- Record set:
==============================
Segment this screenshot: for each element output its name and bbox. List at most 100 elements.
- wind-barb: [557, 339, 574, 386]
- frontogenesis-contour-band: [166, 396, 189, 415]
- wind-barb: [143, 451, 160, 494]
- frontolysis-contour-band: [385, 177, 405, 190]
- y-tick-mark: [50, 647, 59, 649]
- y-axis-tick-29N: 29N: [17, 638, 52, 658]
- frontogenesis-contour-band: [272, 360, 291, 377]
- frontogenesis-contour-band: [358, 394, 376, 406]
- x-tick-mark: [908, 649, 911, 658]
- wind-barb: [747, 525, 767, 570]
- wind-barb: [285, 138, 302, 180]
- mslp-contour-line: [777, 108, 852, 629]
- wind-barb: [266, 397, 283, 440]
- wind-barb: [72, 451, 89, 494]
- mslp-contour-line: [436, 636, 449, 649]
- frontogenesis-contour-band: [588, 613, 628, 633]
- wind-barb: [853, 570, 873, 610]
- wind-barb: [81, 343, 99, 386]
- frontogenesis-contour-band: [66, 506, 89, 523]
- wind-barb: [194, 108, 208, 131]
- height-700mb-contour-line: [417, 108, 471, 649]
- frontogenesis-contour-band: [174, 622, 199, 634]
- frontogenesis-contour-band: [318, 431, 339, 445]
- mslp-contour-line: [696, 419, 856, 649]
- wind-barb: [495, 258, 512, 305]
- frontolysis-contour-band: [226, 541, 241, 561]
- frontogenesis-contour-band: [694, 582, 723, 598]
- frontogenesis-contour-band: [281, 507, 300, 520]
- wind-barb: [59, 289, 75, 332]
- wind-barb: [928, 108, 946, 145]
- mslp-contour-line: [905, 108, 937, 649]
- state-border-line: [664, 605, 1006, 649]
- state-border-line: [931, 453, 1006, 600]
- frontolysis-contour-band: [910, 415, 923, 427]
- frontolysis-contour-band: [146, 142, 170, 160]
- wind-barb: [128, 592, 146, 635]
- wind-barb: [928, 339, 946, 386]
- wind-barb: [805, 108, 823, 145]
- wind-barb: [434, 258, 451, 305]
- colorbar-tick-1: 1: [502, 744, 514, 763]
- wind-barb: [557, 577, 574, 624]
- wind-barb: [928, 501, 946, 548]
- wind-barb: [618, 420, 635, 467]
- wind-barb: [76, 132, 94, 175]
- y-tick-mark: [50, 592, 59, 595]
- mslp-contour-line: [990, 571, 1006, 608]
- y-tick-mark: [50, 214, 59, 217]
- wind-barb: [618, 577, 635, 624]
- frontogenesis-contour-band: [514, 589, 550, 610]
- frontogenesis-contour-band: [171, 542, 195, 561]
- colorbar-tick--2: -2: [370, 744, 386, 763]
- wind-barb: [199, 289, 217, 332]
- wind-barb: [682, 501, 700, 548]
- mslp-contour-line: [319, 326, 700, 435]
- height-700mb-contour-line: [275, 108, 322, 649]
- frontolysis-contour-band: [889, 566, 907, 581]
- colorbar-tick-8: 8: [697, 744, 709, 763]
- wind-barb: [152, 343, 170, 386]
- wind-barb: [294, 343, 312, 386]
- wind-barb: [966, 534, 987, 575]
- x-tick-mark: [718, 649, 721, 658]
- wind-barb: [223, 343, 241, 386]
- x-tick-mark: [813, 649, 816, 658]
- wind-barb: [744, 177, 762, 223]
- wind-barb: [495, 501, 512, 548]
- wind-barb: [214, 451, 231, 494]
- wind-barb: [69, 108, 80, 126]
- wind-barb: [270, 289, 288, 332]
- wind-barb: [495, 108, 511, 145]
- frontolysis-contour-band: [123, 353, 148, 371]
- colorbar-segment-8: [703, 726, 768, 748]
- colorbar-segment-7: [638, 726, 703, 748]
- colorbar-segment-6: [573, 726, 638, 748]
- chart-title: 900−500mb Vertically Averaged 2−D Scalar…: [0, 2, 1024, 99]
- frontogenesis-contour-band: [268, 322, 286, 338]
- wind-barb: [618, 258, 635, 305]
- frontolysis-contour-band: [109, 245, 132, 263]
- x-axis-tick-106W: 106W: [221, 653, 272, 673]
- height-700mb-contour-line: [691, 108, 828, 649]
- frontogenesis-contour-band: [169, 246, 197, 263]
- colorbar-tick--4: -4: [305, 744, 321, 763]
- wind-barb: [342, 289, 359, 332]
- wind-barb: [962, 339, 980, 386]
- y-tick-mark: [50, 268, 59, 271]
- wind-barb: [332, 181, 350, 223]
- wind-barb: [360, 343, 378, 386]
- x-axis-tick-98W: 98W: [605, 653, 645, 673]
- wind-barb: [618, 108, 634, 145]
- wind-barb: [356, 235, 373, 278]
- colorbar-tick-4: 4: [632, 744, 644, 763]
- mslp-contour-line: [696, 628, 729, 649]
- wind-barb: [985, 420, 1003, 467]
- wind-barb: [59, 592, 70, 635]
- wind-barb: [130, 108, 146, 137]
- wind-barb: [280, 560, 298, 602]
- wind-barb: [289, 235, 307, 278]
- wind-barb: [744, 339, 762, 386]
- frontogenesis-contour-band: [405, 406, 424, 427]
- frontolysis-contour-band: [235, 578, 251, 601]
==============================
- Task objective: Please return all lines in the material above that include the word "frontolysis".

- Problem solution:
- frontolysis-contour-band: [385, 177, 405, 190]
- frontolysis-contour-band: [226, 541, 241, 561]
- frontolysis-contour-band: [910, 415, 923, 427]
- frontolysis-contour-band: [146, 142, 170, 160]
- frontolysis-contour-band: [889, 566, 907, 581]
- frontolysis-contour-band: [123, 353, 148, 371]
- frontolysis-contour-band: [109, 245, 132, 263]
- frontolysis-contour-band: [235, 578, 251, 601]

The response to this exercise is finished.